> [TASK DESCRIPTION]:
Copy all of the material below exactly.

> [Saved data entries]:
□ □ □ □

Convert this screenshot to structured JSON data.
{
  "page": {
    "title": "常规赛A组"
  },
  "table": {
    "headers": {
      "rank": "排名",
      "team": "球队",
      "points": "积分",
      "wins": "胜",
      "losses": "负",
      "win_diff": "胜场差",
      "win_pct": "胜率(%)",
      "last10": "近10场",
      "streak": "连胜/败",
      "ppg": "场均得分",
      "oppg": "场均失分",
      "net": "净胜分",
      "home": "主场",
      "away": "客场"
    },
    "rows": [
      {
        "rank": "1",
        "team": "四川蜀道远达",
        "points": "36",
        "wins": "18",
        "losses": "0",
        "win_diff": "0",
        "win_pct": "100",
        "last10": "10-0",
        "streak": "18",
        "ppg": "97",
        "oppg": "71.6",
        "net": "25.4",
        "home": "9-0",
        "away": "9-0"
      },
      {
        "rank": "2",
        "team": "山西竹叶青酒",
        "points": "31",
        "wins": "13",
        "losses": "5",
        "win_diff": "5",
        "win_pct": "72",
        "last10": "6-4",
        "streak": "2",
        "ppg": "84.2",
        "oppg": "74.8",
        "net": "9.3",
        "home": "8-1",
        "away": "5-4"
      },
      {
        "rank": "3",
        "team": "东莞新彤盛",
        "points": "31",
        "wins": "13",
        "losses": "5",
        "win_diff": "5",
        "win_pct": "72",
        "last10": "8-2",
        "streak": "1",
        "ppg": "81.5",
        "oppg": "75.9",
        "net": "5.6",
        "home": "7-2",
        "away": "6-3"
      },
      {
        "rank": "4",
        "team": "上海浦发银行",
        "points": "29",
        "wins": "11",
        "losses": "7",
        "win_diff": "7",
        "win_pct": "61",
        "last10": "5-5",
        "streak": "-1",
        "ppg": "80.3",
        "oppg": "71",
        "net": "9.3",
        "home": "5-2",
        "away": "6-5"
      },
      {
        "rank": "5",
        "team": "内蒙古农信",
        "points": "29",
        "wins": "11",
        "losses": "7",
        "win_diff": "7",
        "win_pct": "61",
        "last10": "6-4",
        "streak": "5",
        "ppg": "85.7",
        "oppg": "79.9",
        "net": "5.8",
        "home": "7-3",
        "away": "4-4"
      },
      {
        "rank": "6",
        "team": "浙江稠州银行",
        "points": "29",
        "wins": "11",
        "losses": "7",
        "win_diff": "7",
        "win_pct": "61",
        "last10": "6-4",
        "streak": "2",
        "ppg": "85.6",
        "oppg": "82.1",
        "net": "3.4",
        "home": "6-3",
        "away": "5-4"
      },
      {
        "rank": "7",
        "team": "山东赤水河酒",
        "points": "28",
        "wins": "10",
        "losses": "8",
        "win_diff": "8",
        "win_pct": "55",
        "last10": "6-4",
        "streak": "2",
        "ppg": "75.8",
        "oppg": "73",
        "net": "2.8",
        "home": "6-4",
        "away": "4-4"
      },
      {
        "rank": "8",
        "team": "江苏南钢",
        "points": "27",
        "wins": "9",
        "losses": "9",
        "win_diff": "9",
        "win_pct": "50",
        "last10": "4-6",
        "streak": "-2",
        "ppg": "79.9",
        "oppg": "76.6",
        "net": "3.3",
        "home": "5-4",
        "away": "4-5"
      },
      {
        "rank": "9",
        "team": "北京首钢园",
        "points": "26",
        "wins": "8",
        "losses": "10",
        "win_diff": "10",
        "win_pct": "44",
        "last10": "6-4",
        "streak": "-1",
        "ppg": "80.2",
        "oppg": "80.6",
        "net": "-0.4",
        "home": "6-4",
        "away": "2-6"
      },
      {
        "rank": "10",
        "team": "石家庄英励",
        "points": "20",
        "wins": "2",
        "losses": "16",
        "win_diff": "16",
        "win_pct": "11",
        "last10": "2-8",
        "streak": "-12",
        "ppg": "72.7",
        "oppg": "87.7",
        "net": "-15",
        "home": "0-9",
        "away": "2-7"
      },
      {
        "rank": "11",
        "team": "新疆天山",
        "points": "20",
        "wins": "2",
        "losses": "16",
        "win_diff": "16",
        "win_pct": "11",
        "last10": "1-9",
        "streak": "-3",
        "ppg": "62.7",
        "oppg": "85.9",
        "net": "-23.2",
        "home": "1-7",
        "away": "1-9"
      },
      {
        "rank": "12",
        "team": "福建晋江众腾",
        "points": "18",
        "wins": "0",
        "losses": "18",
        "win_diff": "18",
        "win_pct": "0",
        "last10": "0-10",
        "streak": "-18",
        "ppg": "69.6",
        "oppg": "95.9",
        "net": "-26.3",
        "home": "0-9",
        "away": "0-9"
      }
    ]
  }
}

□ □ □ □

> [THE REPLY]:
Convert this screenshot to structured JSON data.
{
  "page": {
    "title": "常规赛A组"
  },
  "table": {
    "headers": {
      "rank": "排名",
      "team": "球队",
      "points": "积分",
      "wins": "胜",
      "losses": "负",
      "win_diff": "胜场差",
      "win_pct": "胜率(%)",
      "last10": "近10场",
      "streak": "连胜/败",
      "ppg": "场均得分",
      "oppg": "场均失分",
      "net": "净胜分",
      "home": "主场",
      "away": "客场"
    },
    "rows": [
      {
        "rank": "1",
        "team": "四川蜀道远达",
        "points": "36",
        "wins": "18",
        "losses": "0",
        "win_diff": "0",
        "win_pct": "100",
        "last10": "10-0",
        "streak": "18",
        "ppg": "97",
        "oppg": "71.6",
        "net": "25.4",
        "home": "9-0",
        "away": "9-0"
      },
      {
        "rank": "2",
        "team": "山西竹叶青酒",
        "points": "31",
        "wins": "13",
        "losses": "5",
        "win_diff": "5",
        "win_pct": "72",
        "last10": "6-4",
        "streak": "2",
        "ppg": "84.2",
        "oppg": "74.8",
        "net": "9.3",
        "home": "8-1",
        "away": "5-4"
      },
      {
        "rank": "3",
        "team": "东莞新彤盛",
        "points": "31",
        "wins": "13",
        "losses": "5",
        "win_diff": "5",
        "win_pct": "72",
        "last10": "8-2",
        "streak": "1",
        "ppg": "81.5",
        "oppg": "75.9",
        "net": "5.6",
        "home": "7-2",
        "away": "6-3"
      },
      {
        "rank": "4",
        "team": "上海浦发银行",
        "points": "29",
        "wins": "11",
        "losses": "7",
        "win_diff": "7",
        "win_pct": "61",
        "last10": "5-5",
        "streak": "-1",
        "ppg": "80.3",
        "oppg": "71",
        "net": "9.3",
        "home": "5-2",
        "away": "6-5"
      },
      {
        "rank": "5",
        "team": "内蒙古农信",
        "points": "29",
        "wins": "11",
        "losses": "7",
        "win_diff": "7",
        "win_pct": "61",
        "last10": "6-4",
        "streak": "5",
        "ppg": "85.7",
        "oppg": "79.9",
        "net": "5.8",
        "home": "7-3",
        "away": "4-4"
      },
      {
        "rank": "6",
        "team": "浙江稠州银行",
        "points": "29",
        "wins": "11",
        "losses": "7",
        "win_diff": "7",
        "win_pct": "61",
        "last10": "6-4",
        "streak": "2",
        "ppg": "85.6",
        "oppg": "82.1",
        "net": "3.4",
        "home": "6-3",
        "away": "5-4"
      },
      {
        "rank": "7",
        "team": "山东赤水河酒",
        "points": "28",
        "wins": "10",
        "losses": "8",
        "win_diff": "8",
        "win_pct": "55",
        "last10": "6-4",
        "streak": "2",
        "ppg": "75.8",
        "oppg": "73",
        "net": "2.8",
        "home": "6-4",
        "away": "4-4"
      },
      {
        "rank": "8",
        "team": "江苏南钢",
        "points": "27",
        "wins": "9",
        "losses": "9",
        "win_diff": "9",
        "win_pct": "50",
        "last10": "4-6",
        "streak": "-2",
        "ppg": "79.9",
        "oppg": "76.6",
        "net": "3.3",
        "home": "5-4",
        "away": "4-5"
      },
      {
        "rank": "9",
        "team": "北京首钢园",
        "points": "26",
        "wins": "8",
        "losses": "10",
        "win_diff": "10",
        "win_pct": "44",
        "last10": "6-4",
        "streak": "-1",
        "ppg": "80.2",
        "oppg": "80.6",
        "net": "-0.4",
        "home": "6-4",
        "away": "2-6"
      },
      {
        "rank": "10",
        "team": "石家庄英励",
        "points": "20",
        "wins": "2",
        "losses": "16",
        "win_diff": "16",
        "win_pct": "11",
        "last10": "2-8",
        "streak": "-12",
        "ppg": "72.7",
        "oppg": "87.7",
        "net": "-15",
        "home": "0-9",
        "away": "2-7"
      },
      {
        "rank": "11",
        "team": "新疆天山",
        "points": "20",
        "wins": "2",
        "losses": "16",
        "win_diff": "16",
        "win_pct": "11",
        "last10": "1-9",
        "streak": "-3",
        "ppg": "62.7",
        "oppg": "85.9",
        "net": "-23.2",
        "home": "1-7",
        "away": "1-9"
      },
      {
        "rank": "12",
        "team": "福建晋江众腾",
        "points": "18",
        "wins": "0",
        "losses": "18",
        "win_diff": "18",
        "win_pct": "0",
        "last10": "0-10",
        "streak": "-18",
        "ppg": "69.6",
        "oppg": "95.9",
        "net": "-26.3",
        "home": "0-9",
        "away": "0-9"
      }
    ]
  }
}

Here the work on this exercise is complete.